Dataset rows
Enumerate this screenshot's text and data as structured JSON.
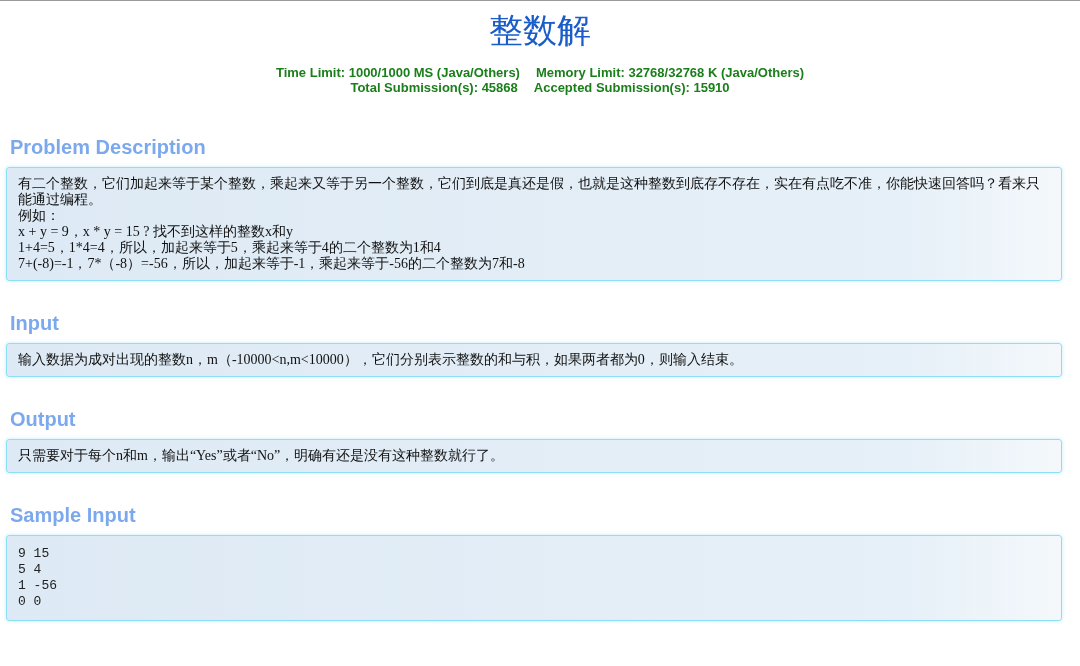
{
  "title": "整数解",
  "limits": [
    "Time Limit: 1000/1000 MS (Java/Others)",
    "Memory Limit: 32768/32768 K (Java/Others)"
  ],
  "submissions": [
    "Total Submission(s): 45868",
    "Accepted Submission(s): 15910"
  ],
  "sections": [
    {
      "kind": "text",
      "heading": "Problem Description",
      "lines": [
        "有二个整数，它们加起来等于某个整数，乘起来又等于另一个整数，它们到底是真还是假，也就是这种整数到底存不存在，实在有点吃不准，你能快速回答吗？看来只能通过编程。",
        "例如：",
        "x + y = 9，x * y = 15 ? 找不到这样的整数x和y",
        "1+4=5，1*4=4，所以，加起来等于5，乘起来等于4的二个整数为1和4",
        "7+(-8)=-1，7*（-8）=-56，所以，加起来等于-1，乘起来等于-56的二个整数为7和-8"
      ]
    },
    {
      "kind": "text",
      "heading": "Input",
      "lines": [
        "输入数据为成对出现的整数n，m（-10000<n,m<10000），它们分别表示整数的和与积，如果两者都为0，则输入结束。"
      ]
    },
    {
      "kind": "text",
      "heading": "Output",
      "lines": [
        "只需要对于每个n和m，输出“Yes”或者“No”，明确有还是没有这种整数就行了。"
      ]
    },
    {
      "kind": "code",
      "heading": "Sample Input",
      "lines": [
        "9 15",
        "5 4",
        "1 -56",
        "0 0"
      ]
    }
  ]
}
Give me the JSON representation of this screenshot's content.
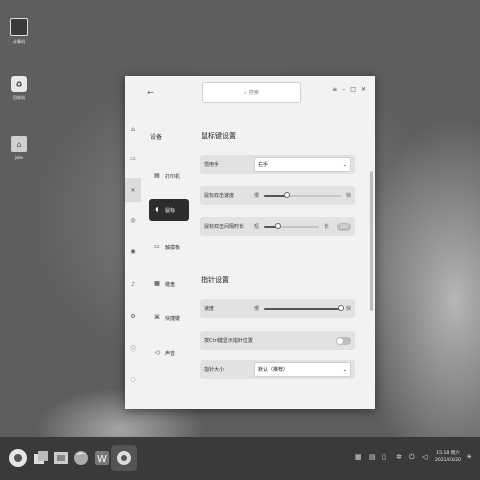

**WORK INSTRUCTIONS**. Identify and extract each line of the listing that contains "heading".

**EXPECTED ANSWER**.
      "heading": "Problem Description",
      "heading": "Input",
      "heading": "Output",
      "heading": "Sample Input",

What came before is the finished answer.